Task to complete: Leaving out every picture, quote the data below exactly as it appears.

[Data listing]
──────

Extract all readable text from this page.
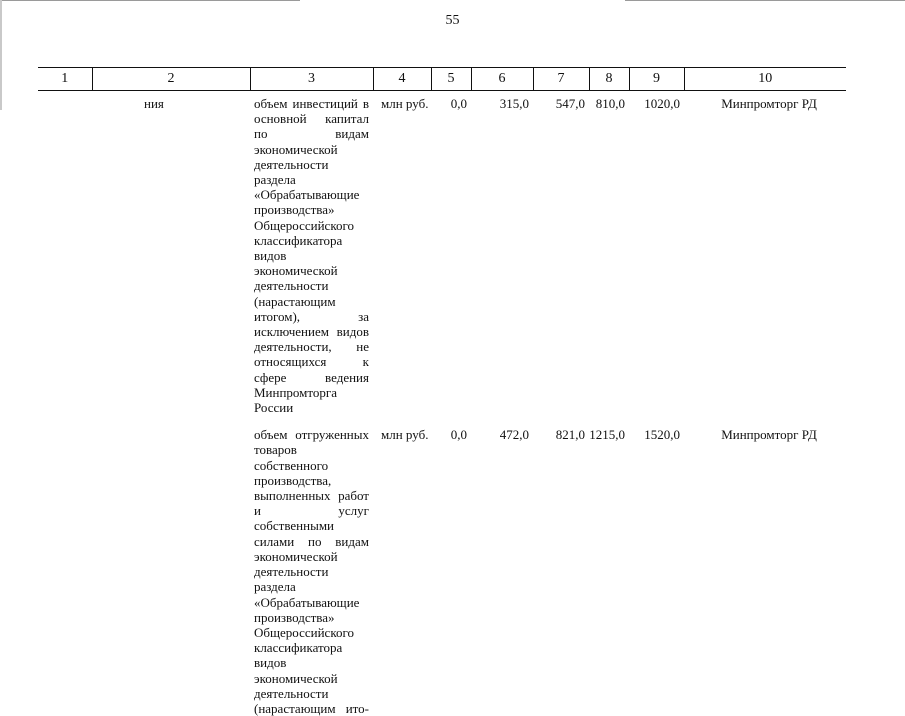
55
1	2	3	4	5	6	7	8	9	10
	ния	объем инвестиций в основной капитал по видам экономической деятельности раздела «Обрабатывающие производства» Общероссийского классификатора видов экономической деятельности (нарастающим итогом), за исключением видов деятельности, не относящихся к сфере ведения Минпромторга России	млн руб.	0,0	315,0	547,0	810,0	1020,0	Минпромторг РД

		объем отгруженных товаров собственного производства, выполненных работ и услуг собственными силами по видам экономической деятельности раздела «Обрабатывающие производства» Общероссийского классификатора видов экономической деятельности (нарастающим ито-	млн руб.	0,0	472,0	821,0	1215,0	1520,0	Минпромторг РД
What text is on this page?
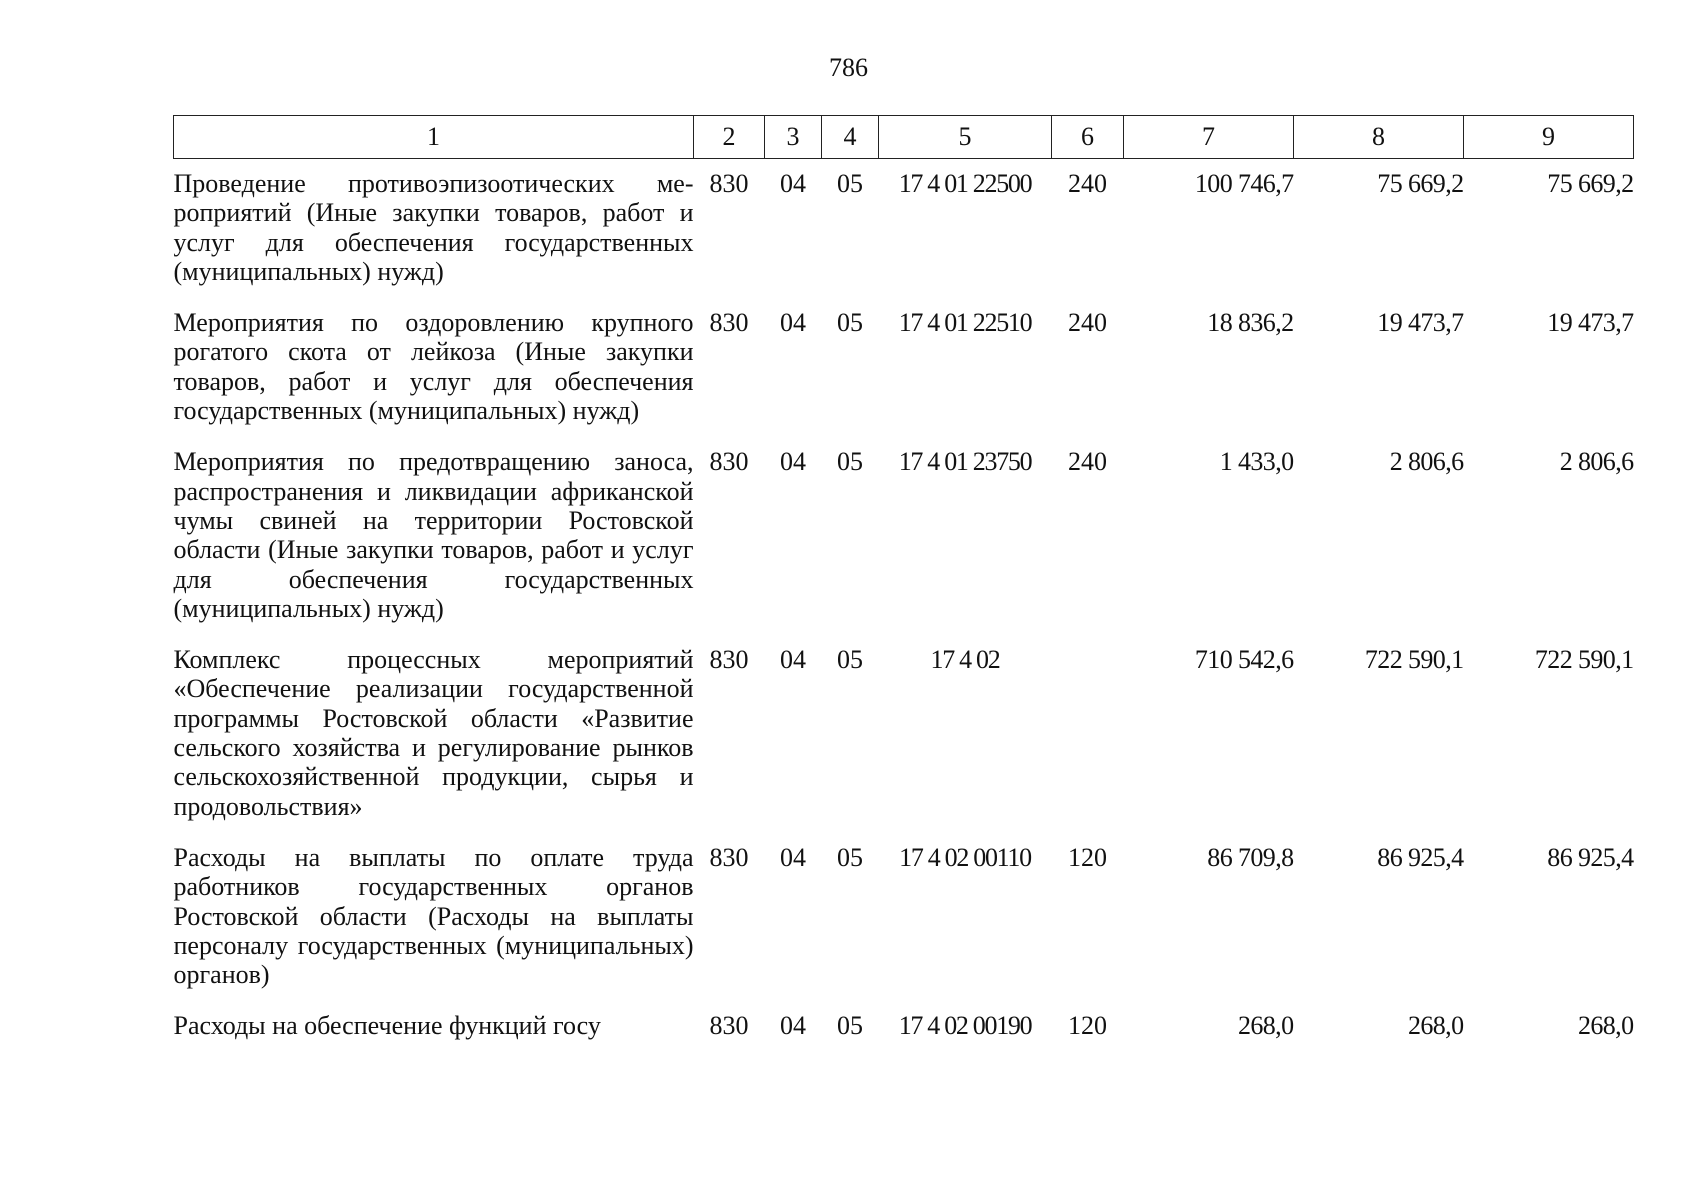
786
1	2	3	4	5	6	7	8	9
Проведение противоэпизоотических мероприятий (Иные закупки товаров, работ и услуг для обеспечения государственных (муниципальных) нужд)	830	04	05	17 4 01 22500	240	100 746,7	75 669,2	75 669,2
Мероприятия по оздоровлению крупного рогатого скота от лейкоза (Иные закупки товаров, работ и услуг для обеспечения государственных (муниципальных) нужд)	830	04	05	17 4 01 22510	240	18 836,2	19 473,7	19 473,7
Мероприятия по предотвращению заноса, распространения и ликвидации африканской чумы свиней на территории Ростовской области (Иные закупки товаров, работ и услуг для обеспечения государственных (муниципальных) нужд)	830	04	05	17 4 01 23750	240	1 433,0	2 806,6	2 806,6
Комплекс процессных мероприятий «Обеспечение реализации государственной программы Ростовской области «Развитие сельского хозяйства и регулирование рынков сельскохозяйственной продукции, сырья и продовольствия»	830	04	05	17 4 02		710 542,6	722 590,1	722 590,1
Расходы на выплаты по оплате труда работников государственных органов Ростовской области (Расходы на выплаты персоналу государственных (муниципальных) органов)	830	04	05	17 4 02 00110	120	86 709,8	86 925,4	86 925,4
Расходы на обеспечение функций госу	830	04	05	17 4 02 00190	120	268,0	268,0	268,0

──────

Answer to the exercise:
Extract all readable text from this page.
55
1	2	3	4	5	6	7	8	9	10
	ния	объем инвестиций в основной капитал по видам экономической деятельности раздела «Обрабатывающие производства» Общероссийского классификатора видов экономической деятельности (нарастающим итогом), за исключением видов деятельности, не относящихся к сфере ведения Минпромторга России	млн руб.	0,0	315,0	547,0	810,0	1020,0	Минпромторг РД

		объем отгруженных товаров собственного производства, выполненных работ и услуг собственными силами по видам экономической деятельности раздела «Обрабатывающие производства» Общероссийского классификатора видов экономической деятельности (нарастающим ито-	млн руб.	0,0	472,0	821,0	1215,0	1520,0	Минпромторг РД
What text is on this page?
786
1	2	3	4	5	6	7	8	9
Проведение противоэпизоотических мероприятий (Иные закупки товаров, работ и услуг для обеспечения государственных (муниципальных) нужд)	830	04	05	17 4 01 22500	240	100 746,7	75 669,2	75 669,2
Мероприятия по оздоровлению крупного рогатого скота от лейкоза (Иные закупки товаров, работ и услуг для обеспечения государственных (муниципальных) нужд)	830	04	05	17 4 01 22510	240	18 836,2	19 473,7	19 473,7
Мероприятия по предотвращению заноса, распространения и ликвидации африканской чумы свиней на территории Ростовской области (Иные закупки товаров, работ и услуг для обеспечения государственных (муниципальных) нужд)	830	04	05	17 4 01 23750	240	1 433,0	2 806,6	2 806,6
Комплекс процессных мероприятий «Обеспечение реализации государственной программы Ростовской области «Развитие сельского хозяйства и регулирование рынков сельскохозяйственной продукции, сырья и продовольствия»	830	04	05	17 4 02		710 542,6	722 590,1	722 590,1
Расходы на выплаты по оплате труда работников государственных органов Ростовской области (Расходы на выплаты персоналу государственных (муниципальных) органов)	830	04	05	17 4 02 00110	120	86 709,8	86 925,4	86 925,4
Расходы на обеспечение функций госу	830	04	05	17 4 02 00190	120	268,0	268,0	268,0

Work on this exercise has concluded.